= Exercise requirements =
Copy out all the lines where "Model" shows up.

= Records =
###

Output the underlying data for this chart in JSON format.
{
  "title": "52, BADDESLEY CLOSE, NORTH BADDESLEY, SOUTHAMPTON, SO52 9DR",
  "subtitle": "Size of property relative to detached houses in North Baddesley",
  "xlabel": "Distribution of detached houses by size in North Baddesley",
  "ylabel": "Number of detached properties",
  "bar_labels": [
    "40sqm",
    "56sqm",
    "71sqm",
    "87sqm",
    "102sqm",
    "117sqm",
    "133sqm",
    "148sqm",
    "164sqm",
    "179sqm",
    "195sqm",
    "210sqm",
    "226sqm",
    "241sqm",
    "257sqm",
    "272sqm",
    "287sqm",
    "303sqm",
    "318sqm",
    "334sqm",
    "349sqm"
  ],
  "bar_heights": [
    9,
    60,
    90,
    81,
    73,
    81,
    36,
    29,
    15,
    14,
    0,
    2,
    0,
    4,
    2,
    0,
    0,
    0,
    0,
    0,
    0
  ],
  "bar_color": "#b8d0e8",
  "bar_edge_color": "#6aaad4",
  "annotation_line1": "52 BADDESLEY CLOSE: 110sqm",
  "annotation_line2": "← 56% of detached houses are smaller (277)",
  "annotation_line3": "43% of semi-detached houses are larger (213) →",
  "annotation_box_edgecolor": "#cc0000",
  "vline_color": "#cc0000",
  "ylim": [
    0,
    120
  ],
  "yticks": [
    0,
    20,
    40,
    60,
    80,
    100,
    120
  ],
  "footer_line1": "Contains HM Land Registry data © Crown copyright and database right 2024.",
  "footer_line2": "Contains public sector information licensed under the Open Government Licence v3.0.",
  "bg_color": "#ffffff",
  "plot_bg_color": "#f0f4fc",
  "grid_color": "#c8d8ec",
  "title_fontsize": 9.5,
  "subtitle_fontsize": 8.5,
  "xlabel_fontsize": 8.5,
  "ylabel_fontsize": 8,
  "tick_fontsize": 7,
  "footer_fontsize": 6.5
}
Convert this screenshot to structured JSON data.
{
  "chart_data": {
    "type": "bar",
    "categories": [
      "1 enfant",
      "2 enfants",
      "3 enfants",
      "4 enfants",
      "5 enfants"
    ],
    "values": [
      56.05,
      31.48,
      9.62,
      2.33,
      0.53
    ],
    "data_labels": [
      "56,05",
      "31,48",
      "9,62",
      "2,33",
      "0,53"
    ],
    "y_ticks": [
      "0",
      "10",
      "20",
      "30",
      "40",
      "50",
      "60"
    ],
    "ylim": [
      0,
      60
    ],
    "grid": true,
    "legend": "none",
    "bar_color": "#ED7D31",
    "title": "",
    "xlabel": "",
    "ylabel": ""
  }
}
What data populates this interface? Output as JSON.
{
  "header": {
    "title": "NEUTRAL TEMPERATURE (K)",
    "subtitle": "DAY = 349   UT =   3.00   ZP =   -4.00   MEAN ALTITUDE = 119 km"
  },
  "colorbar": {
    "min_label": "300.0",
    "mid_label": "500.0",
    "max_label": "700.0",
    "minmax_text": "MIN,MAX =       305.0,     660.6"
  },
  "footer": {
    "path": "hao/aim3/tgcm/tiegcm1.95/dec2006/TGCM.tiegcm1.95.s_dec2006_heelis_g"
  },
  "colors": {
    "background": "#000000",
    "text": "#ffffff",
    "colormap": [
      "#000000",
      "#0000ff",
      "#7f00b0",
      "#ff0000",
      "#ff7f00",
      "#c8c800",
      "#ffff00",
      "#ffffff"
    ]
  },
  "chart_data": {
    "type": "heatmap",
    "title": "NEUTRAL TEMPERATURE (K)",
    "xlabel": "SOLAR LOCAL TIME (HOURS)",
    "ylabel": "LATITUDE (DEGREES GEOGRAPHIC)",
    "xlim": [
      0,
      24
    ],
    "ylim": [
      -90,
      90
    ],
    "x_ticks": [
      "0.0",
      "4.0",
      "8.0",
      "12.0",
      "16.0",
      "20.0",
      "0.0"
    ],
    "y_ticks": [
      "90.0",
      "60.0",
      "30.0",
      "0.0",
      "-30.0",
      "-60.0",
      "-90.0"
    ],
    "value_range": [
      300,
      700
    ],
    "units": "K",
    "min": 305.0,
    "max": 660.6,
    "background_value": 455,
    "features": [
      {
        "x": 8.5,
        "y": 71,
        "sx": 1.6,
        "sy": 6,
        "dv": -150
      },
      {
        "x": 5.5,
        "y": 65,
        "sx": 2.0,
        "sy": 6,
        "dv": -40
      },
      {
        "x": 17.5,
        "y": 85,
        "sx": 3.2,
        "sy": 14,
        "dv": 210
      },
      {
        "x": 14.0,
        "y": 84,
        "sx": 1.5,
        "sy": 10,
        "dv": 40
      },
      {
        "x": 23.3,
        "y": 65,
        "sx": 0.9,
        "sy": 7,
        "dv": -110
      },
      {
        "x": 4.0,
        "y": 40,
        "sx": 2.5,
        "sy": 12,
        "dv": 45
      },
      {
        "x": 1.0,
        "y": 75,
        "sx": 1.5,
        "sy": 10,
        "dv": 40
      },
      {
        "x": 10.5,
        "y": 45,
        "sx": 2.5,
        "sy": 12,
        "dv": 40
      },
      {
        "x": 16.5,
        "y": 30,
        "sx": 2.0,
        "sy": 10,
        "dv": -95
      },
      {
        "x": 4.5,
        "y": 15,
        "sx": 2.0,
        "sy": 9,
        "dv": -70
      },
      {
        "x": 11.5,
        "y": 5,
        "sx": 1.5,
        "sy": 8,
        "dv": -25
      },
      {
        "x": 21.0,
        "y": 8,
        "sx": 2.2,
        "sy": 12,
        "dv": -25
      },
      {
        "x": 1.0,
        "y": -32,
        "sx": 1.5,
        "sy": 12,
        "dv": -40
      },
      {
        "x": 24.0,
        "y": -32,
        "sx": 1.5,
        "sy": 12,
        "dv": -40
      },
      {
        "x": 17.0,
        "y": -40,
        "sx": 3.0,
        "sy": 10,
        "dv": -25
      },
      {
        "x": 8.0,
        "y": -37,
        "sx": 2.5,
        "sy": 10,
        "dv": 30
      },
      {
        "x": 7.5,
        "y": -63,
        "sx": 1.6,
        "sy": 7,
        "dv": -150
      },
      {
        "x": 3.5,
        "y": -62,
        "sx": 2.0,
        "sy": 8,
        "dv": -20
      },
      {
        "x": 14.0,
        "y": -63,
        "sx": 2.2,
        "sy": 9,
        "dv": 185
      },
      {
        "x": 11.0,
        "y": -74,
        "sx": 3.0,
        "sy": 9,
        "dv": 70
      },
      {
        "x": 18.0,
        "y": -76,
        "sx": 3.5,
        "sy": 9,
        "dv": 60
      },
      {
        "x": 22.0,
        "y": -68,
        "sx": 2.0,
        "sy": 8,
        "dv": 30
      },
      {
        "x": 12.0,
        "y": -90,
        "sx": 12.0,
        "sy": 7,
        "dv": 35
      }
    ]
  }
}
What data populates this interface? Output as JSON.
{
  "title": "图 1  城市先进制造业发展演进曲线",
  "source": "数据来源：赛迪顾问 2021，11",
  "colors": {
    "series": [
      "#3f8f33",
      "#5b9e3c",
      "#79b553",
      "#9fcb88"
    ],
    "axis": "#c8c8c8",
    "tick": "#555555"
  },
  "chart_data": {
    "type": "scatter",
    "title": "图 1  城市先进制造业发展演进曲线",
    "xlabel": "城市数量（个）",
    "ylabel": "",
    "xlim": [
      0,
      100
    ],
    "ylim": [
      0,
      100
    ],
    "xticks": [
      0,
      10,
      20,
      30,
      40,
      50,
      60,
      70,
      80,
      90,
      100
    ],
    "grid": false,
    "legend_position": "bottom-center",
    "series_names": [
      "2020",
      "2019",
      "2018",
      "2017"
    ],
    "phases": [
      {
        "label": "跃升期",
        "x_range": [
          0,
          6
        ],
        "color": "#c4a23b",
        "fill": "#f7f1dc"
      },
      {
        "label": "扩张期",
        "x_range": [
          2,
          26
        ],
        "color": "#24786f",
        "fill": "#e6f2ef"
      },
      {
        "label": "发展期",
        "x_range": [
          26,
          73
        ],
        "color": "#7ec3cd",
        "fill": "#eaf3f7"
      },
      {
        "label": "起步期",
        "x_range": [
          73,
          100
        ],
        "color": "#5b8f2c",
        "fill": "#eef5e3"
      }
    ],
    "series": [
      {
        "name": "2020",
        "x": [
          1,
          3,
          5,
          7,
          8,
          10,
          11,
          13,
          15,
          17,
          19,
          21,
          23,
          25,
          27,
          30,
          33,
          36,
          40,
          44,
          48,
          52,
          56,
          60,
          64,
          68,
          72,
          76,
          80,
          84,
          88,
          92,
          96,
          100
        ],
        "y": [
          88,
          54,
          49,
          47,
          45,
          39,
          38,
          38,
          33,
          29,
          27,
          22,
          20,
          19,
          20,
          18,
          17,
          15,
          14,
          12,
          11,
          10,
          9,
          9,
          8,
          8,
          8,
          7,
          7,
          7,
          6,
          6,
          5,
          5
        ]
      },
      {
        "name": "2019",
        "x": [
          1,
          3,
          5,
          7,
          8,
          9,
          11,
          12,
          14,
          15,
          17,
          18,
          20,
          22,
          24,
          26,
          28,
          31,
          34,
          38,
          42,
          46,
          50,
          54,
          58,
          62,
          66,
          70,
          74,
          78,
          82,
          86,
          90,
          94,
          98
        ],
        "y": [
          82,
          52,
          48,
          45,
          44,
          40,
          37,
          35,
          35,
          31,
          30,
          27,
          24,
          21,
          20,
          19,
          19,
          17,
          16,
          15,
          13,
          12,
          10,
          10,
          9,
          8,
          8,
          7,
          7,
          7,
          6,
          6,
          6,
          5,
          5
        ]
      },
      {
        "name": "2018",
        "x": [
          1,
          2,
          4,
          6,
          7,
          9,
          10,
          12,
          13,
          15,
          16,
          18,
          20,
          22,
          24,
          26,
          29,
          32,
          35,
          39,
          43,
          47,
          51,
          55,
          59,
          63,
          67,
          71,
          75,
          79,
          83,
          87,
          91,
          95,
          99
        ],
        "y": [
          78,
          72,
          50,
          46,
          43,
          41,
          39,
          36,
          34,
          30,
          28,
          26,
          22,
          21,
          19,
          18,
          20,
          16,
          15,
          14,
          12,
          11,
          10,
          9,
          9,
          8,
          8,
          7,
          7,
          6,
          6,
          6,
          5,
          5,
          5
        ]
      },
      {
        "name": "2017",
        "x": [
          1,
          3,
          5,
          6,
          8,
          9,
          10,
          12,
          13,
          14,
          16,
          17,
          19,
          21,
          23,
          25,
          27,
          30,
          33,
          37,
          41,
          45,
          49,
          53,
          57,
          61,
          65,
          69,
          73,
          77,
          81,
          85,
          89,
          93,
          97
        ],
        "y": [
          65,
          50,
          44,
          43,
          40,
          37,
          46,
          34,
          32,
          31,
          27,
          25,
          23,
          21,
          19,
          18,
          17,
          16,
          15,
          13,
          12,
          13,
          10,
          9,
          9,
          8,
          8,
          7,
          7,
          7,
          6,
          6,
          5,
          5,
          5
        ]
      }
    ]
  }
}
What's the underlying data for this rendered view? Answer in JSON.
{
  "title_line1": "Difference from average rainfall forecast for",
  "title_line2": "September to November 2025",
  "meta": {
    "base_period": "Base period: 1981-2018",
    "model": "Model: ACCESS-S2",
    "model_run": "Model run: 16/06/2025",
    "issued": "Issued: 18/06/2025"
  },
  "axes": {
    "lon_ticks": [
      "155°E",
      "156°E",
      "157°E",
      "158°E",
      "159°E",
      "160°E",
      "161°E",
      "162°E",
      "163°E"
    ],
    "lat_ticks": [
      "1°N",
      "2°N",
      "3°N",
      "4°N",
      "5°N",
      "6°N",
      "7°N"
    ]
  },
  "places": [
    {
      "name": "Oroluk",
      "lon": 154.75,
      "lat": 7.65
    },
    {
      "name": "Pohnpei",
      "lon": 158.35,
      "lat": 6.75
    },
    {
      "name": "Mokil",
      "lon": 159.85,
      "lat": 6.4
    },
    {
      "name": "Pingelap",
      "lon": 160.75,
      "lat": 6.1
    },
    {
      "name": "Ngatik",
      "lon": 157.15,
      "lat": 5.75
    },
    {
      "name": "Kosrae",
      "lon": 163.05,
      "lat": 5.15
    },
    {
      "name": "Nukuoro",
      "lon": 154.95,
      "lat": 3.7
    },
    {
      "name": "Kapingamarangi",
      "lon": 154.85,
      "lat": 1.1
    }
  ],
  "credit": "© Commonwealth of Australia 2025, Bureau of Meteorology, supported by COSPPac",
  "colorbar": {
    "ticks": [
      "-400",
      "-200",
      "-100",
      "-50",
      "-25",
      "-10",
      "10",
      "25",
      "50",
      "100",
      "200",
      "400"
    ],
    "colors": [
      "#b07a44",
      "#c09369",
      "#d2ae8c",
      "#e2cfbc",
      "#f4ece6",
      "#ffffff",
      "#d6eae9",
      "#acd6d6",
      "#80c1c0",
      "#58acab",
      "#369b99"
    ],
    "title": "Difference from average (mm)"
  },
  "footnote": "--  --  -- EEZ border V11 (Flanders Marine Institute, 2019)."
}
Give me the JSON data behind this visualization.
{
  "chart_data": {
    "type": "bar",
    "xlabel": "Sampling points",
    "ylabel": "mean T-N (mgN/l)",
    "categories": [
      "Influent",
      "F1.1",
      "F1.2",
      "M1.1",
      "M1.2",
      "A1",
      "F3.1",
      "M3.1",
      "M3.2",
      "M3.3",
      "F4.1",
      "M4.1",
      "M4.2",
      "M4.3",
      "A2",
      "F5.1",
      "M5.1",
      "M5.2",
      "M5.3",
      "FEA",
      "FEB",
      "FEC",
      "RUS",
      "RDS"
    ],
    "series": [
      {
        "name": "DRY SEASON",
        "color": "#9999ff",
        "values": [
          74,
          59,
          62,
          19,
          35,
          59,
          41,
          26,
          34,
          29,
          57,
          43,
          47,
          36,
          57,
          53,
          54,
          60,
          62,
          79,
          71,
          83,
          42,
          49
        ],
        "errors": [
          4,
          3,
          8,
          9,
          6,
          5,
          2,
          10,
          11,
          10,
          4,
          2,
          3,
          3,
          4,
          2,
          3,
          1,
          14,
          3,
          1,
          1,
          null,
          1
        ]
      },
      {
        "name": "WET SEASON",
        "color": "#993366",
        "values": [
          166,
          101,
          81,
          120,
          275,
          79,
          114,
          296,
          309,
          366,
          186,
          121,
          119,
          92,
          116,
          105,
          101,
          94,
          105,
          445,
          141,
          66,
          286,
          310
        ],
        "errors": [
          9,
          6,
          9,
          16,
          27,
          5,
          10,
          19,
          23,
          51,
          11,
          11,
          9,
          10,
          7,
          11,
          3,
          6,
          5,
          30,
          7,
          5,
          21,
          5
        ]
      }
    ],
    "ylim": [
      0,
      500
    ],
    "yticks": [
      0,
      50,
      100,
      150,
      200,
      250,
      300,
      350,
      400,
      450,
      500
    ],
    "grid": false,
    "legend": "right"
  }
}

###

= Written answer =
    "model": "Model: ACCESS-S2",
    "model_run": "Model run: 16/06/2025",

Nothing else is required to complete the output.